What you should do: Rewrite each of the records below as a numbered list of its lines, skipping blank lines. Leave the pictures out of your answer.

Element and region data
·····
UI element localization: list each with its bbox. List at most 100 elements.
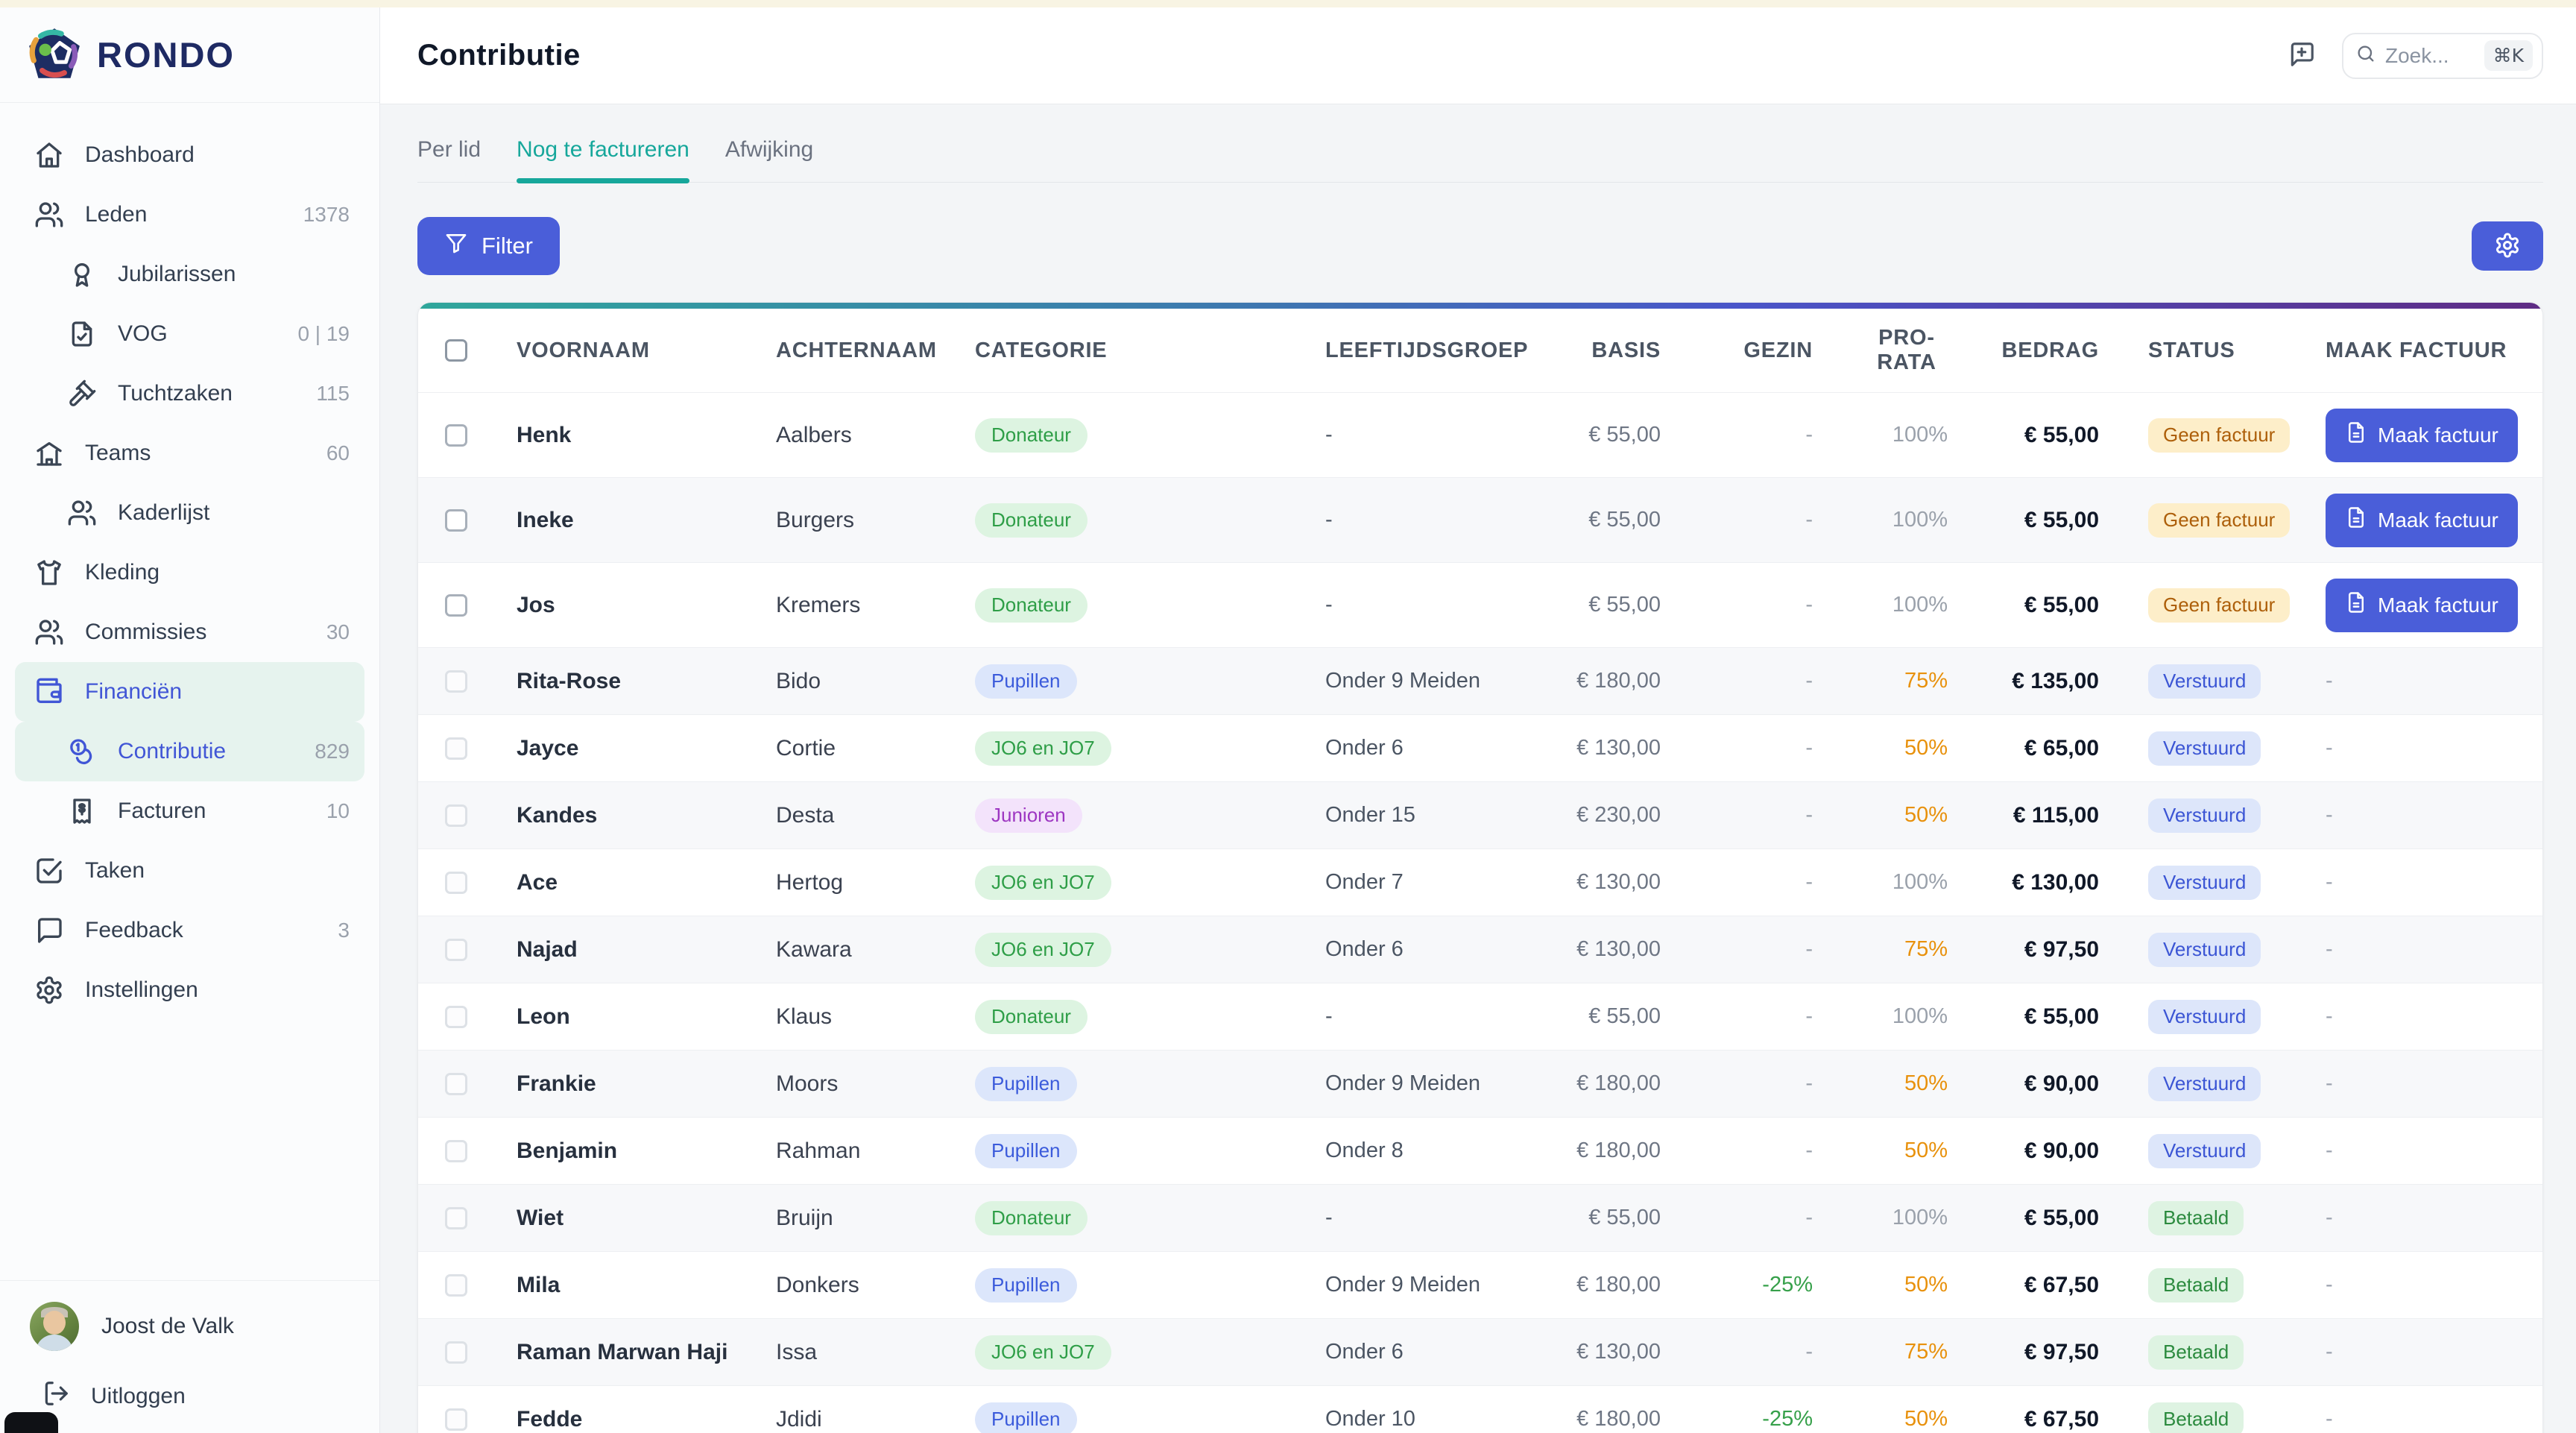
cell-gezin: - bbox=[1661, 1138, 1813, 1163]
logout-icon bbox=[42, 1379, 70, 1414]
cell-voornaam: Wiet bbox=[517, 1206, 776, 1231]
sidebar-item-label: Financiën bbox=[85, 679, 182, 705]
cell-prorata: 75% bbox=[1813, 937, 1948, 962]
cell-leeftijdsgroep: Onder 9 Meiden bbox=[1325, 1071, 1504, 1096]
maak-factuur-button[interactable]: Maak factuur bbox=[2326, 579, 2518, 632]
row-checkbox[interactable] bbox=[445, 872, 467, 894]
user-menu[interactable]: Joost de Valk bbox=[30, 1302, 379, 1351]
no-action-dash: - bbox=[2326, 669, 2333, 693]
sidebar-item-facturen[interactable]: Facturen10 bbox=[0, 781, 379, 841]
logo[interactable]: RONDO bbox=[0, 7, 379, 103]
sidebar-item-instellingen[interactable]: Instellingen bbox=[0, 960, 379, 1020]
cell-achternaam: Desta bbox=[776, 803, 975, 828]
cell-bedrag: € 90,00 bbox=[1948, 1138, 2099, 1164]
col-leeftijdsgroep: LEEFTIJDSGROEP bbox=[1325, 338, 1504, 363]
row-checkbox[interactable] bbox=[445, 1073, 467, 1095]
cell-gezin: - bbox=[1661, 1340, 1813, 1364]
cell-bedrag: € 130,00 bbox=[1948, 870, 2099, 895]
sidebar-item-label: Feedback bbox=[85, 918, 183, 943]
maak-factuur-button[interactable]: Maak factuur bbox=[2326, 409, 2518, 462]
category-badge: JO6 en JO7 bbox=[975, 866, 1111, 900]
sidebar-item-teams[interactable]: Teams60 bbox=[0, 423, 379, 483]
cell-prorata: 100% bbox=[1813, 508, 1948, 532]
logout-button[interactable]: Uitloggen bbox=[42, 1379, 379, 1414]
tab-nog-te-factureren[interactable]: Nog te factureren bbox=[517, 137, 689, 182]
sidebar-item-vog[interactable]: VOG0 | 19 bbox=[0, 304, 379, 364]
row-checkbox[interactable] bbox=[445, 1207, 467, 1229]
cell-basis: € 230,00 bbox=[1504, 803, 1661, 828]
page-header: Contributie ⌘K bbox=[380, 7, 2576, 104]
cell-voornaam: Jayce bbox=[517, 736, 776, 761]
cell-basis: € 180,00 bbox=[1504, 669, 1661, 693]
cell-voornaam: Fedde bbox=[517, 1407, 776, 1432]
sidebar-nav: DashboardLeden1378JubilarissenVOG0 | 19T… bbox=[0, 103, 379, 1280]
cell-achternaam: Aalbers bbox=[776, 423, 975, 448]
sidebar-item-count: 10 bbox=[326, 799, 350, 823]
row-checkbox[interactable] bbox=[445, 1408, 467, 1431]
row-checkbox[interactable] bbox=[445, 509, 467, 532]
row-checkbox[interactable] bbox=[445, 670, 467, 693]
maak-factuur-button[interactable]: Maak factuur bbox=[2326, 494, 2518, 547]
cell-voornaam: Najad bbox=[517, 937, 776, 963]
invoice-icon bbox=[2345, 591, 2367, 619]
sidebar-item-count: 1378 bbox=[303, 203, 350, 227]
tab-afwijking[interactable]: Afwijking bbox=[725, 137, 813, 182]
category-badge: JO6 en JO7 bbox=[975, 933, 1111, 967]
sidebar-item-tuchtzaken[interactable]: Tuchtzaken115 bbox=[0, 364, 379, 423]
logout-label: Uitloggen bbox=[91, 1384, 186, 1409]
sidebar-item-taken[interactable]: Taken bbox=[0, 841, 379, 901]
row-checkbox[interactable] bbox=[445, 737, 467, 760]
table-settings-button[interactable] bbox=[2472, 221, 2543, 271]
sidebar-item-feedback[interactable]: Feedback3 bbox=[0, 901, 379, 960]
row-checkbox[interactable] bbox=[445, 594, 467, 617]
cell-leeftijdsgroep: - bbox=[1325, 1206, 1504, 1230]
sidebar-item-financi-n[interactable]: Financiën bbox=[15, 662, 364, 722]
user-area: Joost de Valk Uitloggen bbox=[0, 1280, 379, 1433]
status-badge: Geen factuur bbox=[2148, 503, 2290, 538]
gavel-icon bbox=[66, 377, 98, 410]
cell-voornaam: Kandes bbox=[517, 803, 776, 828]
no-action-dash: - bbox=[2326, 1273, 2333, 1297]
select-all-checkbox[interactable] bbox=[445, 339, 467, 362]
row-checkbox[interactable] bbox=[445, 804, 467, 827]
users-icon bbox=[33, 198, 66, 231]
feedback-button[interactable] bbox=[2284, 38, 2320, 74]
cell-leeftijdsgroep: - bbox=[1325, 1004, 1504, 1029]
category-badge: JO6 en JO7 bbox=[975, 1335, 1111, 1370]
col-gezin: GEZIN bbox=[1661, 338, 1813, 363]
rondo-logo-icon bbox=[25, 26, 83, 84]
row-checkbox[interactable] bbox=[445, 1140, 467, 1162]
sidebar-item-jubilarissen[interactable]: Jubilarissen bbox=[0, 245, 379, 304]
cell-bedrag: € 97,50 bbox=[1948, 937, 2099, 963]
sidebar-item-leden[interactable]: Leden1378 bbox=[0, 185, 379, 245]
table-row: NajadKawaraJO6 en JO7Onder 6€ 130,00-75%… bbox=[418, 916, 2542, 983]
cell-achternaam: Hertog bbox=[776, 870, 975, 895]
sidebar-item-contributie[interactable]: Contributie829 bbox=[15, 722, 364, 781]
row-checkbox[interactable] bbox=[445, 1006, 467, 1028]
top-strip bbox=[0, 0, 2576, 7]
search-input[interactable] bbox=[2385, 44, 2467, 68]
cell-bedrag: € 67,50 bbox=[1948, 1407, 2099, 1432]
sidebar-item-kaderlijst[interactable]: Kaderlijst bbox=[0, 483, 379, 543]
sidebar-item-label: Taken bbox=[85, 858, 145, 884]
sidebar-item-dashboard[interactable]: Dashboard bbox=[0, 125, 379, 185]
no-action-dash: - bbox=[2326, 803, 2333, 828]
no-action-dash: - bbox=[2326, 1071, 2333, 1096]
row-checkbox[interactable] bbox=[445, 424, 467, 447]
sidebar-item-label: Kaderlijst bbox=[118, 500, 209, 526]
row-checkbox[interactable] bbox=[445, 1341, 467, 1364]
sidebar-item-commissies[interactable]: Commissies30 bbox=[0, 602, 379, 662]
sidebar-item-count: 0 | 19 bbox=[297, 322, 350, 346]
filter-button[interactable]: Filter bbox=[417, 217, 560, 275]
category-badge: Donateur bbox=[975, 588, 1087, 623]
cell-basis: € 55,00 bbox=[1504, 593, 1661, 617]
cell-achternaam: Burgers bbox=[776, 508, 975, 533]
status-badge: Verstuurd bbox=[2148, 1000, 2261, 1034]
row-checkbox[interactable] bbox=[445, 939, 467, 961]
sidebar-item-kleding[interactable]: Kleding bbox=[0, 543, 379, 602]
cell-gezin: - bbox=[1661, 593, 1813, 617]
sidebar-item-label: Kleding bbox=[85, 560, 160, 585]
search-box[interactable]: ⌘K bbox=[2342, 33, 2543, 79]
tab-per-lid[interactable]: Per lid bbox=[417, 137, 481, 182]
row-checkbox[interactable] bbox=[445, 1274, 467, 1297]
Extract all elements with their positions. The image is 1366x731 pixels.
·····
Answer for this exercise:
1. UI element localization: list each with its bbox. List at most 100 elements.
2. cell-gezin: - bbox=[1661, 1138, 1813, 1163]
3. logout-icon bbox=[42, 1379, 70, 1414]
4. cell-voornaam: Wiet bbox=[517, 1206, 776, 1231]
5. sidebar-item-label: Financiën bbox=[85, 679, 182, 705]
6. cell-prorata: 75% bbox=[1813, 937, 1948, 962]
7. cell-leeftijdsgroep: Onder 9 Meiden bbox=[1325, 1071, 1504, 1096]
8. maak-factuur-button[interactable]: Maak factuur bbox=[2326, 579, 2518, 632]
9. row-checkbox[interactable] bbox=[445, 872, 467, 894]
10. user-menu[interactable]: Joost de Valk bbox=[30, 1302, 379, 1351]
11. no-action-dash: - bbox=[2326, 669, 2333, 693]
12. sidebar-item-facturen[interactable]: Facturen10 bbox=[0, 781, 379, 841]
13. logo[interactable]: RONDO bbox=[0, 7, 379, 103]
14. sidebar-item-instellingen[interactable]: Instellingen bbox=[0, 960, 379, 1020]
15. cell-achternaam: Desta bbox=[776, 803, 975, 828]
16. cell-bedrag: € 90,00 bbox=[1948, 1138, 2099, 1164]
17. col-leeftijdsgroep: LEEFTIJDSGROEP bbox=[1325, 338, 1504, 363]
18. row-checkbox[interactable] bbox=[445, 1073, 467, 1095]
19. cell-gezin: - bbox=[1661, 1340, 1813, 1364]
20. cell-bedrag: € 130,00 bbox=[1948, 870, 2099, 895]
21. sidebar-item-label: Feedback bbox=[85, 918, 183, 943]
22. maak-factuur-button[interactable]: Maak factuur bbox=[2326, 409, 2518, 462]
23. category-badge: JO6 en JO7 bbox=[975, 866, 1111, 900]
24. sidebar-item-teams[interactable]: Teams60 bbox=[0, 423, 379, 483]
25. cell-prorata: 100% bbox=[1813, 508, 1948, 532]
26. logout-button[interactable]: Uitloggen bbox=[42, 1379, 379, 1414]
27. tab-nog-te-factureren[interactable]: Nog te factureren bbox=[517, 137, 689, 182]
28. sidebar-item-vog[interactable]: VOG0 | 19 bbox=[0, 304, 379, 364]
29. row-checkbox[interactable] bbox=[445, 1207, 467, 1229]
30. cell-basis: € 230,00 bbox=[1504, 803, 1661, 828]
31. page-header: Contributie ⌘K bbox=[380, 7, 2576, 104]
32. cell-voornaam: Jayce bbox=[517, 736, 776, 761]
33. cell-basis: € 180,00 bbox=[1504, 669, 1661, 693]
34. cell-voornaam: Fedde bbox=[517, 1407, 776, 1432]
35. sidebar-nav: DashboardLeden1378JubilarissenVOG0 | 19T… bbox=[0, 103, 379, 1280]
36. cell-achternaam: Aalbers bbox=[776, 423, 975, 448]
37. sidebar-item-count: 10 bbox=[326, 799, 350, 823]
38. row-checkbox[interactable] bbox=[445, 1408, 467, 1431]
39. row-checkbox[interactable] bbox=[445, 509, 467, 532]
40. row-checkbox[interactable] bbox=[445, 670, 467, 693]
41. maak-factuur-button[interactable]: Maak factuur bbox=[2326, 494, 2518, 547]
42. cell-voornaam: Najad bbox=[517, 937, 776, 963]
43. invoice-icon bbox=[2345, 591, 2367, 619]
44. sidebar-item-count: 1378 bbox=[303, 203, 350, 227]
45. tab-afwijking[interactable]: Afwijking bbox=[725, 137, 813, 182]
46. category-badge: JO6 en JO7 bbox=[975, 933, 1111, 967]
47. sidebar-item-tuchtzaken[interactable]: Tuchtzaken115 bbox=[0, 364, 379, 423]
48. logout-label: Uitloggen bbox=[91, 1384, 186, 1409]
49. sidebar-item-taken[interactable]: Taken bbox=[0, 841, 379, 901]
50. row-checkbox[interactable] bbox=[445, 737, 467, 760]
51. table-settings-button[interactable] bbox=[2472, 221, 2543, 271]
52. sidebar-item-feedback[interactable]: Feedback3 bbox=[0, 901, 379, 960]
53. row-checkbox[interactable] bbox=[445, 594, 467, 617]
54. cell-leeftijdsgroep: - bbox=[1325, 1206, 1504, 1230]
55. sidebar-item-financi-n[interactable]: Financiën bbox=[15, 662, 364, 722]
56. user-area: Joost de Valk Uitloggen bbox=[0, 1280, 379, 1433]
57. status-badge: Geen factuur bbox=[2148, 503, 2290, 538]
58. gavel-icon bbox=[66, 377, 98, 410]
59. cell-voornaam: Kandes bbox=[517, 803, 776, 828]
60. no-action-dash: - bbox=[2326, 1273, 2333, 1297]
61. select-all-checkbox[interactable] bbox=[445, 339, 467, 362]
62. row-checkbox[interactable] bbox=[445, 804, 467, 827]
63. users-icon bbox=[33, 198, 66, 231]
64. feedback-button[interactable] bbox=[2284, 38, 2320, 74]
65. cell-leeftijdsgroep: - bbox=[1325, 1004, 1504, 1029]
66. category-badge: JO6 en JO7 bbox=[975, 1335, 1111, 1370]
67. col-gezin: GEZIN bbox=[1661, 338, 1813, 363]
68. rondo-logo-icon bbox=[25, 26, 83, 84]
69. row-checkbox[interactable] bbox=[445, 1140, 467, 1162]
70. sidebar-item-jubilarissen[interactable]: Jubilarissen bbox=[0, 245, 379, 304]
71. cell-bedrag: € 97,50 bbox=[1948, 937, 2099, 963]
72. sidebar-item-leden[interactable]: Leden1378 bbox=[0, 185, 379, 245]
73. table-row: NajadKawaraJO6 en JO7Onder 6€ 130,00-75%… bbox=[418, 916, 2542, 983]
74. cell-achternaam: Hertog bbox=[776, 870, 975, 895]
75. sidebar-item-contributie[interactable]: Contributie829 bbox=[15, 722, 364, 781]
76. row-checkbox[interactable] bbox=[445, 1006, 467, 1028]
77. top-strip bbox=[0, 0, 2576, 7]
78. search-input[interactable] bbox=[2385, 44, 2467, 68]
79. cell-bedrag: € 67,50 bbox=[1948, 1407, 2099, 1432]
80. sidebar-item-kaderlijst[interactable]: Kaderlijst bbox=[0, 483, 379, 543]
81. sidebar-item-label: Taken bbox=[85, 858, 145, 884]
82. sidebar-item-dashboard[interactable]: Dashboard bbox=[0, 125, 379, 185]
83. no-action-dash: - bbox=[2326, 803, 2333, 828]
84. no-action-dash: - bbox=[2326, 1071, 2333, 1096]
85. row-checkbox[interactable] bbox=[445, 424, 467, 447]
86. sidebar-item-label: Kaderlijst bbox=[118, 500, 209, 526]
87. row-checkbox[interactable] bbox=[445, 1341, 467, 1364]
88. sidebar-item-commissies[interactable]: Commissies30 bbox=[0, 602, 379, 662]
89. sidebar-item-count: 0 | 19 bbox=[297, 322, 350, 346]
90. filter-button[interactable]: Filter bbox=[417, 217, 560, 275]
91. category-badge: Donateur bbox=[975, 588, 1087, 623]
92. cell-basis: € 55,00 bbox=[1504, 593, 1661, 617]
93. cell-achternaam: Burgers bbox=[776, 508, 975, 533]
94. status-badge: Verstuurd bbox=[2148, 1000, 2261, 1034]
95. row-checkbox[interactable] bbox=[445, 939, 467, 961]
96. sidebar-item-kleding[interactable]: Kleding bbox=[0, 543, 379, 602]
97. cell-gezin: - bbox=[1661, 593, 1813, 617]
98. sidebar-item-label: Kleding bbox=[85, 560, 160, 585]
99. search-box[interactable]: ⌘K bbox=[2342, 33, 2543, 79]
100. tab-per-lid[interactable]: Per lid bbox=[417, 137, 481, 182]
101. row-checkbox[interactable] bbox=[445, 1274, 467, 1297]
102. Extract all elements with their positions. The image is 1366x731 pixels.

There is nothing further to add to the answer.